§ What is being asked: Count how many lines include "text" and answer with that number only.

Items listed in a dataset:

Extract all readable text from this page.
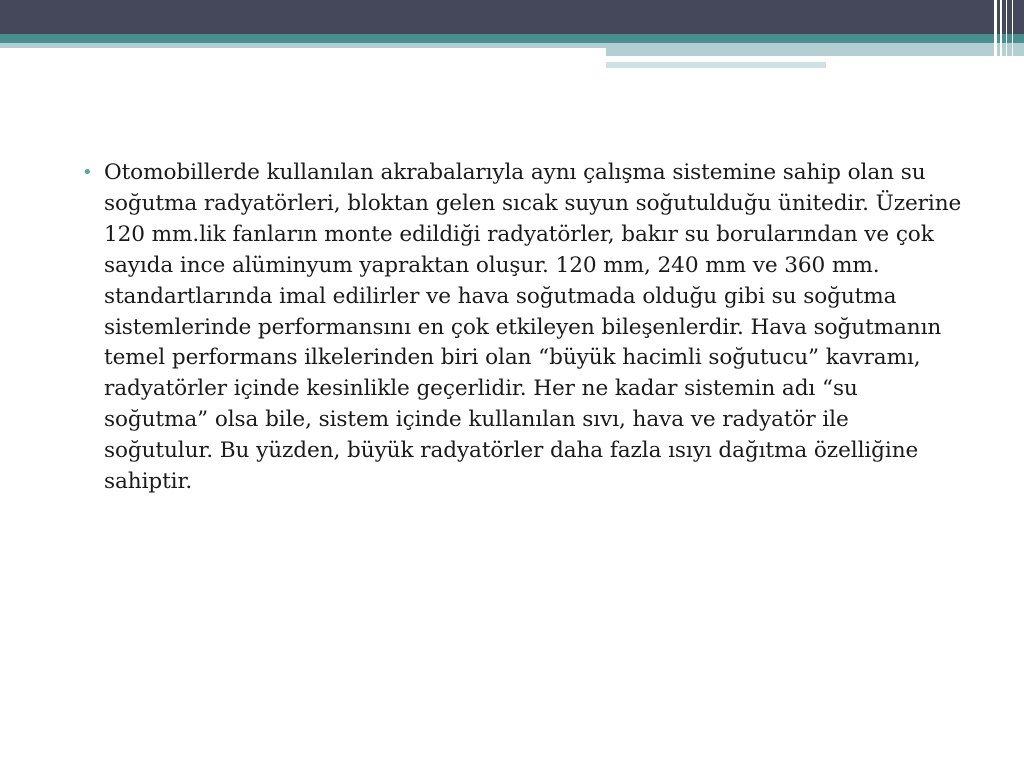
• Otomobillerde kullanılan akrabalarıyla aynı çalışma sistemine sahip olan su soğutma radyatörleri, bloktan gelen sıcak suyun soğutulduğu ünitedir. Üzerine 120 mm.lik fanların monte edildiği radyatörler, bakır su borularından ve çok sayıda ince alüminyum yapraktan oluşur. 120 mm, 240 mm ve 360 mm. standartlarında imal edilirler ve hava soğutmada olduğu gibi su soğutma sistemlerinde performansını en çok etkileyen bileşenlerdir. Hava soğutmanın temel performans ilkelerinden biri olan “büyük hacimli soğutucu” kavramı, radyatörler içinde kesinlikle geçerlidir. Her ne kadar sistemin adı “su soğutma” olsa bile, sistem içinde kullanılan sıvı, hava ve radyatör ile soğutulur. Bu yüzden, büyük radyatörler daha fazla ısıyı dağıtma özelliğine sahiptir.
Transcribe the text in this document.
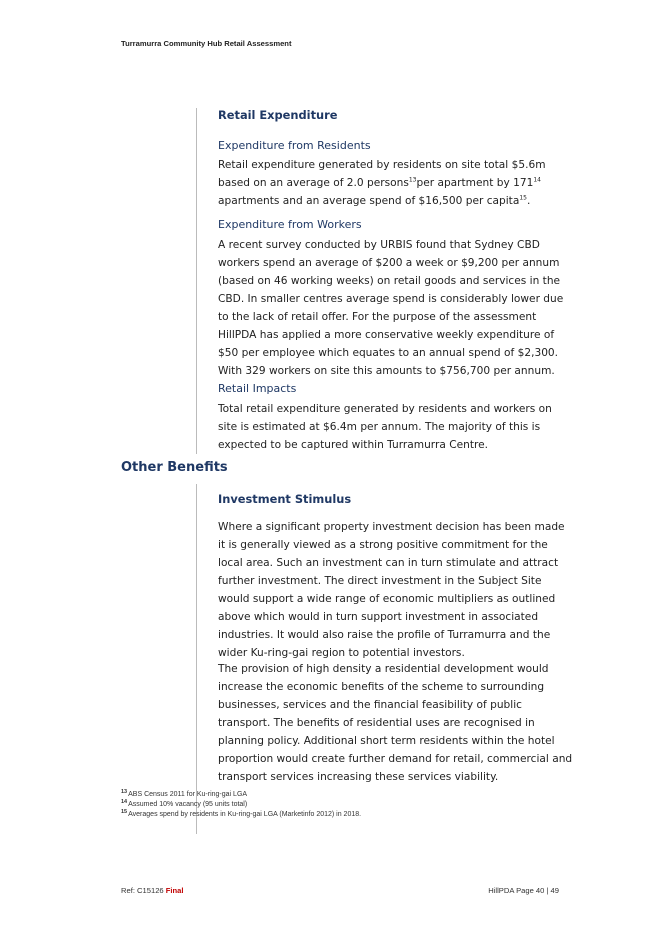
Turramurra Community Hub Retail Assessment
Retail Expenditure
Expenditure from Residents

Retail expenditure generated by residents on site total $5.6m based on an average of 2.0 persons$^{13}$per apartment by $171^{14}$ apartments and an average spend of $16,500 per capita$^{15}$.

Expenditure from Workers

A recent survey conducted by URBIS found that Sydney CBD workers spend an average of $200 a week or $9,200 per annum (based on 46 working weeks) on retail goods and services in the CBD. In smaller centres average spend is considerably lower due to the lack of retail offer. For the purpose of the assessment HillPDA has applied a more conservative weekly expenditure of $50 per employee which equates to an annual spend of $2,300. With 329 workers on site this amounts to $756,700 per annum.

Retail Impacts

Total retail expenditure generated by residents and workers on site is estimated at $6.4m per annum. The majority of this is expected to be captured within Turramurra Centre.

Other Benefits
Investment Stimulus

Where a significant property investment decision has been made it is generally viewed as a strong positive commitment for the local area. Such an investment can in turn stimulate and attract further investment. The direct investment in the Subject Site would support a wide range of economic multipliers as outlined above which would in turn support investment in associated industries. It would also raise the profile of Turramurra and the wider Ku-ring-gai region to potential investors.

The provision of high density a residential development would increase the economic benefits of the scheme to surrounding businesses, services and the financial feasibility of public transport. The benefits of residential uses are recognised in planning policy. Additional short term residents within the hotel proportion would create further demand for retail, commercial and transport services increasing these services viability.

$^{13}$ABS Census 2011 for Ku-ring-gai LGA
$^{14}$Assumed 10% vacancy (95 units total)
$^{15}$Averages spend by residents in Ku-ring-gai LGA (Marketinfo 2012) in 2018.
Ref: C15126 Final	HillPDA Page 40 | 49
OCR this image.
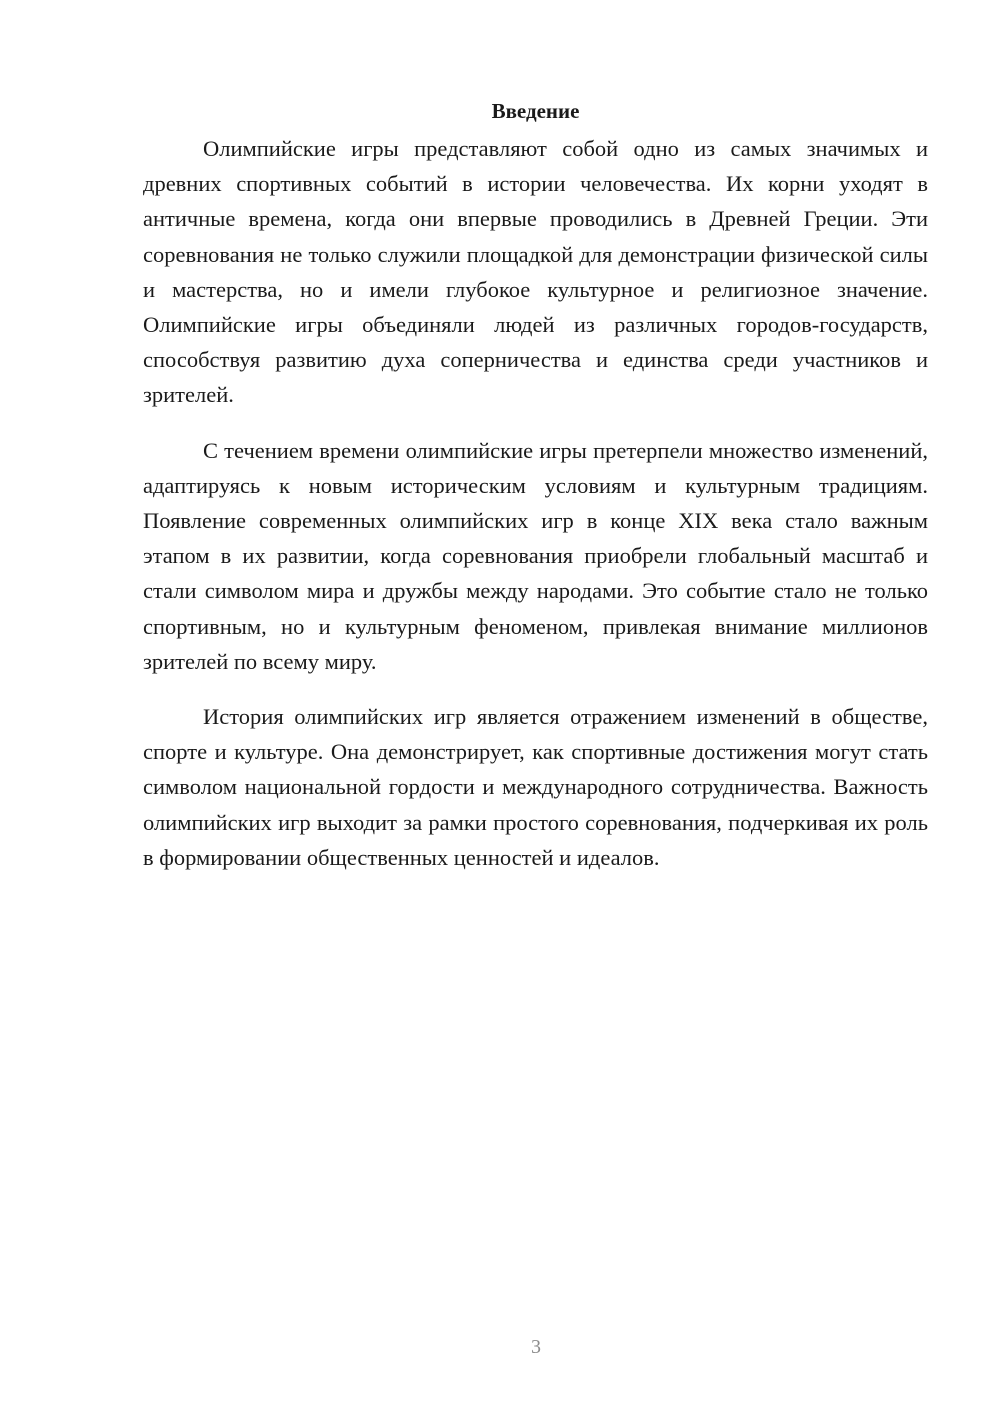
Введение

Олимпийские игры представляют собой одно из самых значимых и древних спортивных событий в истории человечества. Их корни уходят в античные времена, когда они впервые проводились в Древней Греции. Эти соревнования не только служили площадкой для демонстрации физической силы и мастерства, но и имели глубокое культурное и религиозное значение. Олимпийские игры объединяли людей из различных городов-государств, способствуя развитию духа соперничества и единства среди участников и зрителей.

С течением времени олимпийские игры претерпели множество изменений, адаптируясь к новым историческим условиям и культурным традициям. Появление современных олимпийских игр в конце XIX века стало важным этапом в их развитии, когда соревнования приобрели глобальный масштаб и стали символом мира и дружбы между народами. Это событие стало не только спортивным, но и культурным феноменом, привлекая внимание миллионов зрителей по всему миру.

История олимпийских игр является отражением изменений в обществе, спорте и культуре. Она демонстрирует, как спортивные достижения могут стать символом национальной гордости и международного сотрудничества. Важность олимпийских игр выходит за рамки простого соревнования, подчеркивая их роль в формировании общественных ценностей и идеалов.

3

§ Solution to this exercise: 2